▶ **YOUR TASK**:
Make an exact copy of the entries below.
================================
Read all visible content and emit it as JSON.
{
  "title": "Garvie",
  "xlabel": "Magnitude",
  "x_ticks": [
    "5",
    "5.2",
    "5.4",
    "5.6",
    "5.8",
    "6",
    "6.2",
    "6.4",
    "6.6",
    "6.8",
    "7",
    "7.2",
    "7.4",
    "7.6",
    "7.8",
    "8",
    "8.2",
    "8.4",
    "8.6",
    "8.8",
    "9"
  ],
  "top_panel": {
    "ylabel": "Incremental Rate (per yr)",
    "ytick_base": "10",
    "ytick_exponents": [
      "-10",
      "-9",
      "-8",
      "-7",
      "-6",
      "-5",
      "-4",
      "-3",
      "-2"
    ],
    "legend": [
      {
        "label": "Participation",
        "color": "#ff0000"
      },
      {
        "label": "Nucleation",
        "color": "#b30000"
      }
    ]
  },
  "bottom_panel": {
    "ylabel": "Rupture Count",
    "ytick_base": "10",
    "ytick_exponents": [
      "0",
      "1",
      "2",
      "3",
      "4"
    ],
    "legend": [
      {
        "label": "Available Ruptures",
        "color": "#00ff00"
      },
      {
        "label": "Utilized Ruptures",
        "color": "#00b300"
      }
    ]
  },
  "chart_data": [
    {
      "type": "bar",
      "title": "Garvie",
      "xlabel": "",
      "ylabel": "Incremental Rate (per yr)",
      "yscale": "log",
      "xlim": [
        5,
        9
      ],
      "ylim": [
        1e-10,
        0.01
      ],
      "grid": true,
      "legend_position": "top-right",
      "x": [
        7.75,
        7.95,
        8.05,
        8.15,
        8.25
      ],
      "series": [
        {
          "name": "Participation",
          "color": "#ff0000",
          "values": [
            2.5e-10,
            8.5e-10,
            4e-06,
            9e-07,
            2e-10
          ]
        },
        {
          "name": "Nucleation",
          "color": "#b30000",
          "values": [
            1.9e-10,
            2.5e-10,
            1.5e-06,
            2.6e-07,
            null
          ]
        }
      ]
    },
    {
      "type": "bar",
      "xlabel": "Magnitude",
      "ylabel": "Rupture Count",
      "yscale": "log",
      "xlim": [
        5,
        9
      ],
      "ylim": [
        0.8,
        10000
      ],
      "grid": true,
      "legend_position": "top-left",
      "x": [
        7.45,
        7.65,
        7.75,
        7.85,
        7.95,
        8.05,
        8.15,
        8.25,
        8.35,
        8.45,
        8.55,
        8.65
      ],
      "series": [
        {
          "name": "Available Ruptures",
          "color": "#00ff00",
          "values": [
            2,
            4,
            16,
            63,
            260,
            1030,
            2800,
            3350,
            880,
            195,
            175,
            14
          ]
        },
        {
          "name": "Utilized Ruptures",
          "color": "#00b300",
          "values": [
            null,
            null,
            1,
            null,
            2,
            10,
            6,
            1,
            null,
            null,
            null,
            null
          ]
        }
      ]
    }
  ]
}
================================
▶ **ANSWER BELOW**:
Read all visible content and emit it as JSON.
{
  "title": "Garvie",
  "xlabel": "Magnitude",
  "x_ticks": [
    "5",
    "5.2",
    "5.4",
    "5.6",
    "5.8",
    "6",
    "6.2",
    "6.4",
    "6.6",
    "6.8",
    "7",
    "7.2",
    "7.4",
    "7.6",
    "7.8",
    "8",
    "8.2",
    "8.4",
    "8.6",
    "8.8",
    "9"
  ],
  "top_panel": {
    "ylabel": "Incremental Rate (per yr)",
    "ytick_base": "10",
    "ytick_exponents": [
      "-10",
      "-9",
      "-8",
      "-7",
      "-6",
      "-5",
      "-4",
      "-3",
      "-2"
    ],
    "legend": [
      {
        "label": "Participation",
        "color": "#ff0000"
      },
      {
        "label": "Nucleation",
        "color": "#b30000"
      }
    ]
  },
  "bottom_panel": {
    "ylabel": "Rupture Count",
    "ytick_base": "10",
    "ytick_exponents": [
      "0",
      "1",
      "2",
      "3",
      "4"
    ],
    "legend": [
      {
        "label": "Available Ruptures",
        "color": "#00ff00"
      },
      {
        "label": "Utilized Ruptures",
        "color": "#00b300"
      }
    ]
  },
  "chart_data": [
    {
      "type": "bar",
      "title": "Garvie",
      "xlabel": "",
      "ylabel": "Incremental Rate (per yr)",
      "yscale": "log",
      "xlim": [
        5,
        9
      ],
      "ylim": [
        1e-10,
        0.01
      ],
      "grid": true,
      "legend_position": "top-right",
      "x": [
        7.75,
        7.95,
        8.05,
        8.15,
        8.25
      ],
      "series": [
        {
          "name": "Participation",
          "color": "#ff0000",
          "values": [
            2.5e-10,
            8.5e-10,
            4e-06,
            9e-07,
            2e-10
          ]
        },
        {
          "name": "Nucleation",
          "color": "#b30000",
          "values": [
            1.9e-10,
            2.5e-10,
            1.5e-06,
            2.6e-07,
            null
          ]
        }
      ]
    },
    {
      "type": "bar",
      "xlabel": "Magnitude",
      "ylabel": "Rupture Count",
      "yscale": "log",
      "xlim": [
        5,
        9
      ],
      "ylim": [
        0.8,
        10000
      ],
      "grid": true,
      "legend_position": "top-left",
      "x": [
        7.45,
        7.65,
        7.75,
        7.85,
        7.95,
        8.05,
        8.15,
        8.25,
        8.35,
        8.45,
        8.55,
        8.65
      ],
      "series": [
        {
          "name": "Available Ruptures",
          "color": "#00ff00",
          "values": [
            2,
            4,
            16,
            63,
            260,
            1030,
            2800,
            3350,
            880,
            195,
            175,
            14
          ]
        },
        {
          "name": "Utilized Ruptures",
          "color": "#00b300",
          "values": [
            null,
            null,
            1,
            null,
            2,
            10,
            6,
            1,
            null,
            null,
            null,
            null
          ]
        }
      ]
    }
  ]
}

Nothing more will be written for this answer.